→ **SOURCE PASSAGE**
━━━━━━━━

Here is some information that has been confirmed by genuine experts on
the US Army (in writing): If no commissioned officer was present at the
field Recruiting Station, then the ranking NCO of the Field Recruiting
Station was titled the "Station Commander" of the entire Station, and
the Station Commander's duties were far greater and much more diverse
than the duties of just a field recruiter.
To complicate a Station Commanders duties even more, if the Station
Commander's Recruiting station was located in a county without any other
U.S. Army installations and that County contained Universities or
Colleges that housed radical fringe terrorist elements, such as the SDS,
the Weathermen, and similar offshoots or smaller radical groups
dedicated to aiding and abetting the North Vietnamese and Viet Cong, and
the destruction of the US Army; then a perpetual "Cat and Mouse" game
was constantly in force between Recruiting Command and those terrorist
forces. (SDS =its acronym euphemism is "Students for a Democratic
Society" akin to the NLF or "National Liberation Front)."
Many SDS operatives were sent to Cuba to train as full fledged
terrorists. Moreover, terrorists that joined the terrorist organization
the "Weathermen" such as Mr. Bill Ayers and his Wife Bernardine Dohrn
were trained to not only bomb government buildings, but also to bomb and
target for sabotage US Military Recruiting Stations. (I believe there is
little difference if any between the Weathermen and Al Qaida - other
than the Weathermen are worse because in addition to being terrorists
that attacked American facilities they are also traitors).

━━━━━━━━

→ **PROVIDED RECORDS**

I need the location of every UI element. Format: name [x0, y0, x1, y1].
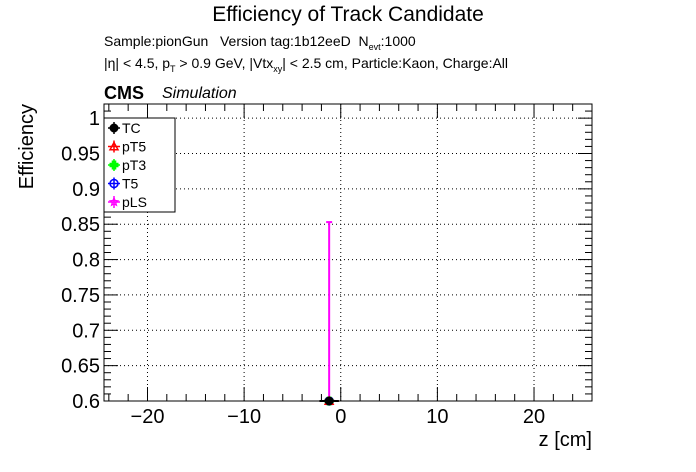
- x-tick-label: 0: [335, 406, 346, 428]
- simulation-label: Simulation: [162, 85, 237, 102]
- legend-label-pt5: pT5: [122, 139, 146, 155]
- legend-marker-t5: [109, 178, 119, 189]
- y-tick-label: 0.85: [61, 214, 100, 236]
- data-point-tc: [324, 396, 334, 406]
- legend-label-tc: TC: [122, 120, 141, 136]
- legend-marker-pls: [108, 196, 120, 207]
- legend-label-t5: T5: [122, 176, 139, 192]
- y-tick-label: 0.65: [61, 356, 100, 378]
- legend-label-pt3: pT3: [122, 157, 146, 173]
- legend-marker-pt5: [108, 140, 120, 151]
- version-label: Version tag:1b12eeD: [219, 33, 351, 49]
- chart-title: Efficiency of Track Candidate: [212, 3, 484, 26]
- nevt-value: :1000: [380, 33, 416, 49]
- pt-sub: T: [170, 63, 176, 74]
- y-tick-label: 0.95: [61, 144, 100, 166]
- y-axis-label: Efficiency: [16, 104, 38, 189]
- y-tick-label: 0.8: [72, 250, 100, 272]
- cut-part-1: |η| < 4.5, p: [104, 55, 171, 71]
- x-axis-label: z [cm]: [539, 429, 592, 451]
- vtx-sub: xy: [273, 63, 283, 74]
- sample-label: Sample:pionGun: [104, 33, 209, 49]
- y-tick-label: 1: [89, 108, 100, 130]
- nevt-sub: evt: [368, 41, 381, 52]
- x-tick-label: −20: [131, 406, 165, 428]
- y-tick-label: 0.6: [72, 391, 100, 413]
- x-tick-label: 10: [426, 406, 448, 428]
- plot-frame: [103, 103, 593, 402]
- cut-part-2: > 0.9 GeV, |Vtx: [175, 55, 274, 71]
- x-tick-label: −10: [227, 406, 261, 428]
- y-tick-label: 0.75: [61, 285, 100, 307]
- legend-label-pls: pLS: [122, 194, 147, 210]
- subtitle-line-1: Sample:pionGun Version tag:1b12eeD Nevt:…: [104, 33, 416, 52]
- legend-marker-tc: [109, 123, 119, 133]
- y-tick-label: 0.7: [72, 320, 100, 342]
- x-tick-label: 20: [523, 406, 545, 428]
- y-tick-label: 0.9: [72, 179, 100, 201]
- cut-part-3: | < 2.5 cm, Particle:Kaon, Charge:All: [282, 55, 509, 71]
- nevt-prefix: N: [358, 33, 369, 49]
- subtitle-line-2: |η| < 4.5, pT > 0.9 GeV, |Vtxxy| < 2.5 c…: [104, 55, 508, 74]
- cms-label: CMS: [104, 83, 144, 103]
- legend-marker-pt3: [109, 160, 119, 170]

━━━━━━━━

→ **WORK TO DO**
1. Return the passage on Army field recruiting stations, starting with "Here is some" and going on through "a field recruiter.".
2. Answer these from the passage on Army field recruiting stations:
(a) What title did the ranking NCO hold when no commissioned officer was present at the field Recruiting Station?
(b) To what country were many SDS operatives sent to train?
(c) Besides government buildings, what were members of the Weathermen trained to bomb and target for sabotage?

→ **THE SOLUTIONS**
1.
Here is some information that has been confirmed by genuine experts on
the US Army (in writing): If no commissioned officer was present at the
field Recruiting Station, then the ranking NCO of the Field Recruiting
Station was titled the "Station Commander" of the entire Station, and
the Station Commander's duties were far greater and much more diverse
than the duties of just a field recruiter.

2.
(a) "Station Commander"
(b) Cuba
(c) US Military Recruiting Stations